** Information provided **
+++
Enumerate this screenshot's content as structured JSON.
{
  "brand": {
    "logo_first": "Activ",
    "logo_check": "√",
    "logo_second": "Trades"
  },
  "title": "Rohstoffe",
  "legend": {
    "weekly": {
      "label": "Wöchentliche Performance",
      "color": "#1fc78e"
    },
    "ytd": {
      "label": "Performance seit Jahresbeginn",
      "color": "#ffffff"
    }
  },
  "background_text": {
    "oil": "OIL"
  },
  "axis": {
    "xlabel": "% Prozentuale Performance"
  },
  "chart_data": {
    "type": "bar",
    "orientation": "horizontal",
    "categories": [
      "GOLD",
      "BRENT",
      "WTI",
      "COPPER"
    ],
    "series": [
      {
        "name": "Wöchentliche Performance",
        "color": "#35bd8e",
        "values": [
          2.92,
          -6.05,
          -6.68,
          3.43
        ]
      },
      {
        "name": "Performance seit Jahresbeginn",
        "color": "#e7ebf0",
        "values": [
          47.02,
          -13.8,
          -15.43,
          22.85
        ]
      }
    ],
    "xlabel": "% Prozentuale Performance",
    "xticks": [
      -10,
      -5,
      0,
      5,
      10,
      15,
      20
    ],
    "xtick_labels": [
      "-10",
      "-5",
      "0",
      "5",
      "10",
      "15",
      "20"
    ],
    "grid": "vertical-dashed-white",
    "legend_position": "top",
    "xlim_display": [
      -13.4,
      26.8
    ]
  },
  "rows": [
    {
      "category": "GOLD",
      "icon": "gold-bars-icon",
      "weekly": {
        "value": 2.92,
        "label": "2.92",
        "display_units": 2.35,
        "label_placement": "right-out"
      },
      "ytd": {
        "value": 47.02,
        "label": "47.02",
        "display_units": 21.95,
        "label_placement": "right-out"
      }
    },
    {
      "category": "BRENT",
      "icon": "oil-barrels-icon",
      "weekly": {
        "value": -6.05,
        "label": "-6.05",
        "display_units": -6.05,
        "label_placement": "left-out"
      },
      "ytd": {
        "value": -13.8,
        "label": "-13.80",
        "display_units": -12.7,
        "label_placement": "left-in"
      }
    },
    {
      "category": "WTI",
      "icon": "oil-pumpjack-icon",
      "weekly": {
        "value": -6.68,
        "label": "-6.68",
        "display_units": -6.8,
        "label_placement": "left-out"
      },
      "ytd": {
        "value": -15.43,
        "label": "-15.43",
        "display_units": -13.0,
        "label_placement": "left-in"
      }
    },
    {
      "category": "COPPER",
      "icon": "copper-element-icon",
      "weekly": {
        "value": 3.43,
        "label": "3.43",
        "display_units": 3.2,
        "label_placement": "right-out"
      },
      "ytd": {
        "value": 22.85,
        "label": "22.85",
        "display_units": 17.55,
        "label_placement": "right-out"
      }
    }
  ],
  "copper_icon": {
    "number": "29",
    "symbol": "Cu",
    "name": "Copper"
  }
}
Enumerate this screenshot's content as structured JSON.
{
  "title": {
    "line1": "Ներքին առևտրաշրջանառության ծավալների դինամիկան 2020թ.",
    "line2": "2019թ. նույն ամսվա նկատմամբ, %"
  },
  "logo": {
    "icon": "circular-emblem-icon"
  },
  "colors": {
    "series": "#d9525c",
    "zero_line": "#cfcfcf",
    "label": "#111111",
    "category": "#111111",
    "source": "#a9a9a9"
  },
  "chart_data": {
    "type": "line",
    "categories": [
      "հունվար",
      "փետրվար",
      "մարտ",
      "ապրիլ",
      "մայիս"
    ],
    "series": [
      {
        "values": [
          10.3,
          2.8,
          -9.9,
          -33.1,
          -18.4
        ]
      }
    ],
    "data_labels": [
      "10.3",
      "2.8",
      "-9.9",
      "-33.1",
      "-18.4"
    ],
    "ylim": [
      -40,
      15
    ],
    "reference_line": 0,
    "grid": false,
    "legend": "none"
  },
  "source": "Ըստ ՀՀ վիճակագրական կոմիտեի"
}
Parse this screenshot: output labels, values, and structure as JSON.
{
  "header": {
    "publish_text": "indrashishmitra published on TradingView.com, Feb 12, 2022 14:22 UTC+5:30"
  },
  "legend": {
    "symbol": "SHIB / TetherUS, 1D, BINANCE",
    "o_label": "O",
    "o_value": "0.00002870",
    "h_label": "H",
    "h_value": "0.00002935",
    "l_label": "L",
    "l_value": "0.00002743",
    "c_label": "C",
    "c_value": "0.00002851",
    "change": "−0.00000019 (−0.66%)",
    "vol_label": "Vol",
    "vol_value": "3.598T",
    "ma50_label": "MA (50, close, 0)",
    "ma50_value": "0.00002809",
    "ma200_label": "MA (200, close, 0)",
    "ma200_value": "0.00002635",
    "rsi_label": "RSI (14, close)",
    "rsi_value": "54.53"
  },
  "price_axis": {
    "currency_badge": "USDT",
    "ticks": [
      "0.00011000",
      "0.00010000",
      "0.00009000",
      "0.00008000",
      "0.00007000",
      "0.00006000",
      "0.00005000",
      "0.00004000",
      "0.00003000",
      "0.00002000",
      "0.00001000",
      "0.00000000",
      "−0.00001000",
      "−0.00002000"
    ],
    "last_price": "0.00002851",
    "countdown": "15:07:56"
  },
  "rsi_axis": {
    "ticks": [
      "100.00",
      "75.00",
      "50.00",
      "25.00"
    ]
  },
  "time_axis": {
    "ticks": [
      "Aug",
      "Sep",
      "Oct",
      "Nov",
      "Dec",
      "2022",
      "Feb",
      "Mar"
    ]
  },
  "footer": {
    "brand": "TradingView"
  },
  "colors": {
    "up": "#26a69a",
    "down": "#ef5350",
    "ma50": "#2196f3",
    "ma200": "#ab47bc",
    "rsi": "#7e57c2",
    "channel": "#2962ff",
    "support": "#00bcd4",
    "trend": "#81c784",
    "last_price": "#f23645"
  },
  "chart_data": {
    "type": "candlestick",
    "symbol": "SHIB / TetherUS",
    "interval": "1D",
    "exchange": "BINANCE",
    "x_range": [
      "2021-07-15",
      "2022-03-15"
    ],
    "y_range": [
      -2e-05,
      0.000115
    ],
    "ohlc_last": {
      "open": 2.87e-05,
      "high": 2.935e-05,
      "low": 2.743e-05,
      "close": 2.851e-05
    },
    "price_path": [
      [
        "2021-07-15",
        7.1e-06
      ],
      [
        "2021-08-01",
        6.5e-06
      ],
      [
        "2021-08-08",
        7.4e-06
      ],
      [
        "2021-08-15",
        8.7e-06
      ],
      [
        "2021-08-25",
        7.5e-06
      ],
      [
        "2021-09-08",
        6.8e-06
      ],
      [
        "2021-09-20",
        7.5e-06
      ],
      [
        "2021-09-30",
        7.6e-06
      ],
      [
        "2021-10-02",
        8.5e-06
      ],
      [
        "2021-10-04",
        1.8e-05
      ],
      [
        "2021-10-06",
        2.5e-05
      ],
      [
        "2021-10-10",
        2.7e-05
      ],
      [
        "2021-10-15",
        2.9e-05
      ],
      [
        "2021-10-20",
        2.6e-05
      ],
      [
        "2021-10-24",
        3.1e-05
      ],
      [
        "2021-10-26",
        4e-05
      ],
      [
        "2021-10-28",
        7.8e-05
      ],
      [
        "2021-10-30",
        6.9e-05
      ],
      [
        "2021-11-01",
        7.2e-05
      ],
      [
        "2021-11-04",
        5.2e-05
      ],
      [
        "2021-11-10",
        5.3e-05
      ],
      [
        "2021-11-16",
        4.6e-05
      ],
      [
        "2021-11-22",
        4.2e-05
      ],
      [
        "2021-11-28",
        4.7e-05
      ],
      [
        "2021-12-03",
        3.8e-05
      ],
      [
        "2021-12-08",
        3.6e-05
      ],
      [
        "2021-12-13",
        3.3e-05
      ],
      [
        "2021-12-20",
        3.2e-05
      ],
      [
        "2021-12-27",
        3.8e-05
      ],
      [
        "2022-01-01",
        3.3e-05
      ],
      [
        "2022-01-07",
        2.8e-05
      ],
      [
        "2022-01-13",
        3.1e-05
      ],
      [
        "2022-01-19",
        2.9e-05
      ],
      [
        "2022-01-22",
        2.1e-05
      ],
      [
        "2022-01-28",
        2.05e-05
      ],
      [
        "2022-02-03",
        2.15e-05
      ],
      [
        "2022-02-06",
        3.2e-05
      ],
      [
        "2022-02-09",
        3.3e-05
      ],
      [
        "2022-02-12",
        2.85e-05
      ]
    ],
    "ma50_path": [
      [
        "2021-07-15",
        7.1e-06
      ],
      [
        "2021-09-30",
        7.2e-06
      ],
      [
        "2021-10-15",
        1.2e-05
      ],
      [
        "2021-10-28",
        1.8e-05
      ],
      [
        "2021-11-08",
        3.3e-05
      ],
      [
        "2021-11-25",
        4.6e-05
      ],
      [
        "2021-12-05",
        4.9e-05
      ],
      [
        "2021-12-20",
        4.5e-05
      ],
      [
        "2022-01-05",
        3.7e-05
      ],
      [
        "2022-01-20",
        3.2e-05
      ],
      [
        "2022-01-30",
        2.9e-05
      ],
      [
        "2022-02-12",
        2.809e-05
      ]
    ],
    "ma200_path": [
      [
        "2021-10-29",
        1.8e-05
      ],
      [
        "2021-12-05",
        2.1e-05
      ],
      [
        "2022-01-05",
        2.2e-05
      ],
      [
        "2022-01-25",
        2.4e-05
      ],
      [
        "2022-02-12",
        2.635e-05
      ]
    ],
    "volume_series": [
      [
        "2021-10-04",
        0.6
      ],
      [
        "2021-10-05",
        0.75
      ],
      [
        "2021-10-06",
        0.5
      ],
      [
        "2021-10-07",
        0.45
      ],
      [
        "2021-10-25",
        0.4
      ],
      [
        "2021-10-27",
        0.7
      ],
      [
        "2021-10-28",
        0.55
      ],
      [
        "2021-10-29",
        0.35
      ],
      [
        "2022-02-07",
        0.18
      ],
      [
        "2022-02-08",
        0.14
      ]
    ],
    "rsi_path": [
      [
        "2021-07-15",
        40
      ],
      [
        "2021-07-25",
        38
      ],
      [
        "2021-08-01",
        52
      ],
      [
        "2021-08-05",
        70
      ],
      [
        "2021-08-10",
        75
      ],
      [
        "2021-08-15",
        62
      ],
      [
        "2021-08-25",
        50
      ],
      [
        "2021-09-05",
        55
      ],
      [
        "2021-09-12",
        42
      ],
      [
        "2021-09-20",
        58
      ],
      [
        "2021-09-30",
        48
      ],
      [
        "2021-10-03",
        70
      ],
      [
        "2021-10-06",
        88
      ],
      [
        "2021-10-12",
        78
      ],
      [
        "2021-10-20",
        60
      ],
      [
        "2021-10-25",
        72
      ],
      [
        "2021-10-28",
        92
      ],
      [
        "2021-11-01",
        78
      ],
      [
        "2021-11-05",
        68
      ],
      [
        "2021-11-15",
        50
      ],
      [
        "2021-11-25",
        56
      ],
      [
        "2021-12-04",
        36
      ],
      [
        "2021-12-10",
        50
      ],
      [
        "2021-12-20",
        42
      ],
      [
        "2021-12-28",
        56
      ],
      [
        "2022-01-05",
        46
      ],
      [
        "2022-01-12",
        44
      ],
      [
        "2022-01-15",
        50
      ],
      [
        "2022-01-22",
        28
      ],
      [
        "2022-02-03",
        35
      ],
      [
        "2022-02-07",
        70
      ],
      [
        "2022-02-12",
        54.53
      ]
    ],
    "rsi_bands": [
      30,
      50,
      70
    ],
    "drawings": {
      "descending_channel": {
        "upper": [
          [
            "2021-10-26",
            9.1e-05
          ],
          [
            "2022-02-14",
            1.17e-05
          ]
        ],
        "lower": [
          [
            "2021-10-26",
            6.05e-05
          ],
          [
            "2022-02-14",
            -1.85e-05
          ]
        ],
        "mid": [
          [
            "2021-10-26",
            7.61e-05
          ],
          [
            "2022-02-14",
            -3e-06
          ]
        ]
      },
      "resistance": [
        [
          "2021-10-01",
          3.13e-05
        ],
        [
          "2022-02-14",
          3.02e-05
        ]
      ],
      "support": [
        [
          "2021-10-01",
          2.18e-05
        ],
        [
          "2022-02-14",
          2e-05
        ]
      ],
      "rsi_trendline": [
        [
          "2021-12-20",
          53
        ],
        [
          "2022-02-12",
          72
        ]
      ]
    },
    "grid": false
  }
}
+++
** The exercise **
Identify the lines that contain the string "seit", and copy every one of them.

** Worked answer **
      "label": "Performance seit Jahresbeginn",
        "name": "Performance seit Jahresbeginn",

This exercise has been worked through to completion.